**JOB**
Please give the listing again, word for word, with nothing left out.

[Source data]
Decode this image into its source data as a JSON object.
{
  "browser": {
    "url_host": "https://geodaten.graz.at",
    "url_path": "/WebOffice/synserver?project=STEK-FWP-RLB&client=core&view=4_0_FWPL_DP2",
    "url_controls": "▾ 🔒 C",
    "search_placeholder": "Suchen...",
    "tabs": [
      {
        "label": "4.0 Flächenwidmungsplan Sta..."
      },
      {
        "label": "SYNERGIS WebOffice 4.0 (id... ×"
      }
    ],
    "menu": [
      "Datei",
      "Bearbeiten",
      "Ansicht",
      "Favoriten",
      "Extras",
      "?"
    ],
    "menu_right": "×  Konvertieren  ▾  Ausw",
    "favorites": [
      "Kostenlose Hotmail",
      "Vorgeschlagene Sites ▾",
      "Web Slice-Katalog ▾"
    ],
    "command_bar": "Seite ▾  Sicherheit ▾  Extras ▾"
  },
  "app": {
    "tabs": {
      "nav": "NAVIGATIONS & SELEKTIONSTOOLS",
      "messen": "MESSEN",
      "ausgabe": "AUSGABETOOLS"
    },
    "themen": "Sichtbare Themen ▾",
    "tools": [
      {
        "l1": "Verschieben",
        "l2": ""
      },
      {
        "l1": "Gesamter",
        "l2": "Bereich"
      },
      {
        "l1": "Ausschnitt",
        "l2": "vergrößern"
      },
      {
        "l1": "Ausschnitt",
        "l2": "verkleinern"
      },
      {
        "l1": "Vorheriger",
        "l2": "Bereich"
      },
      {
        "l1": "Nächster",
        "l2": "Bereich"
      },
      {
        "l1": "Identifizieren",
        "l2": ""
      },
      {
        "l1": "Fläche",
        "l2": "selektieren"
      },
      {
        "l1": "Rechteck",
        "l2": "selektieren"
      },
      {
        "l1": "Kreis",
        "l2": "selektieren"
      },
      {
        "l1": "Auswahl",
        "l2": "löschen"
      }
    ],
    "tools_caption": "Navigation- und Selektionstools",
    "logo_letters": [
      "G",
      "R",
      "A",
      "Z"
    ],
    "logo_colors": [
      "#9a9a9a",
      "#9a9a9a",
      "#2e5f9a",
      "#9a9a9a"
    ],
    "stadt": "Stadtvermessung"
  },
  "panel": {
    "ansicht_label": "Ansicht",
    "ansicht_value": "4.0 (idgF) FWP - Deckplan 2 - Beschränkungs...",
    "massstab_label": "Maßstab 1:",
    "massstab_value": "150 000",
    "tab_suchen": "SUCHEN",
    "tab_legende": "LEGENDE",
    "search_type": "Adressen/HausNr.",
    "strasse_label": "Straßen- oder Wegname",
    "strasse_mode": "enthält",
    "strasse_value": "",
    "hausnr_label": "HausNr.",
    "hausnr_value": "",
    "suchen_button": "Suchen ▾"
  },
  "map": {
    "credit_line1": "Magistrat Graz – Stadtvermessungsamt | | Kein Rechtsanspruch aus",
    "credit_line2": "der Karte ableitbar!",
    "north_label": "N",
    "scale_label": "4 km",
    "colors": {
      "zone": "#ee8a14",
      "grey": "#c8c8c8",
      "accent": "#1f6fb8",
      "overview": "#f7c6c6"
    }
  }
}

**ANSWER TO THIS TASK**
Decode this image into its source data as a JSON object.
{
  "browser": {
    "url_host": "https://geodaten.graz.at",
    "url_path": "/WebOffice/synserver?project=STEK-FWP-RLB&client=core&view=4_0_FWPL_DP2",
    "url_controls": "▾ 🔒 C",
    "search_placeholder": "Suchen...",
    "tabs": [
      {
        "label": "4.0 Flächenwidmungsplan Sta..."
      },
      {
        "label": "SYNERGIS WebOffice 4.0 (id... ×"
      }
    ],
    "menu": [
      "Datei",
      "Bearbeiten",
      "Ansicht",
      "Favoriten",
      "Extras",
      "?"
    ],
    "menu_right": "×  Konvertieren  ▾  Ausw",
    "favorites": [
      "Kostenlose Hotmail",
      "Vorgeschlagene Sites ▾",
      "Web Slice-Katalog ▾"
    ],
    "command_bar": "Seite ▾  Sicherheit ▾  Extras ▾"
  },
  "app": {
    "tabs": {
      "nav": "NAVIGATIONS & SELEKTIONSTOOLS",
      "messen": "MESSEN",
      "ausgabe": "AUSGABETOOLS"
    },
    "themen": "Sichtbare Themen ▾",
    "tools": [
      {
        "l1": "Verschieben",
        "l2": ""
      },
      {
        "l1": "Gesamter",
        "l2": "Bereich"
      },
      {
        "l1": "Ausschnitt",
        "l2": "vergrößern"
      },
      {
        "l1": "Ausschnitt",
        "l2": "verkleinern"
      },
      {
        "l1": "Vorheriger",
        "l2": "Bereich"
      },
      {
        "l1": "Nächster",
        "l2": "Bereich"
      },
      {
        "l1": "Identifizieren",
        "l2": ""
      },
      {
        "l1": "Fläche",
        "l2": "selektieren"
      },
      {
        "l1": "Rechteck",
        "l2": "selektieren"
      },
      {
        "l1": "Kreis",
        "l2": "selektieren"
      },
      {
        "l1": "Auswahl",
        "l2": "löschen"
      }
    ],
    "tools_caption": "Navigation- und Selektionstools",
    "logo_letters": [
      "G",
      "R",
      "A",
      "Z"
    ],
    "logo_colors": [
      "#9a9a9a",
      "#9a9a9a",
      "#2e5f9a",
      "#9a9a9a"
    ],
    "stadt": "Stadtvermessung"
  },
  "panel": {
    "ansicht_label": "Ansicht",
    "ansicht_value": "4.0 (idgF) FWP - Deckplan 2 - Beschränkungs...",
    "massstab_label": "Maßstab 1:",
    "massstab_value": "150 000",
    "tab_suchen": "SUCHEN",
    "tab_legende": "LEGENDE",
    "search_type": "Adressen/HausNr.",
    "strasse_label": "Straßen- oder Wegname",
    "strasse_mode": "enthält",
    "strasse_value": "",
    "hausnr_label": "HausNr.",
    "hausnr_value": "",
    "suchen_button": "Suchen ▾"
  },
  "map": {
    "credit_line1": "Magistrat Graz – Stadtvermessungsamt | | Kein Rechtsanspruch aus",
    "credit_line2": "der Karte ableitbar!",
    "north_label": "N",
    "scale_label": "4 km",
    "colors": {
      "zone": "#ee8a14",
      "grey": "#c8c8c8",
      "accent": "#1f6fb8",
      "overview": "#f7c6c6"
    }
  }
}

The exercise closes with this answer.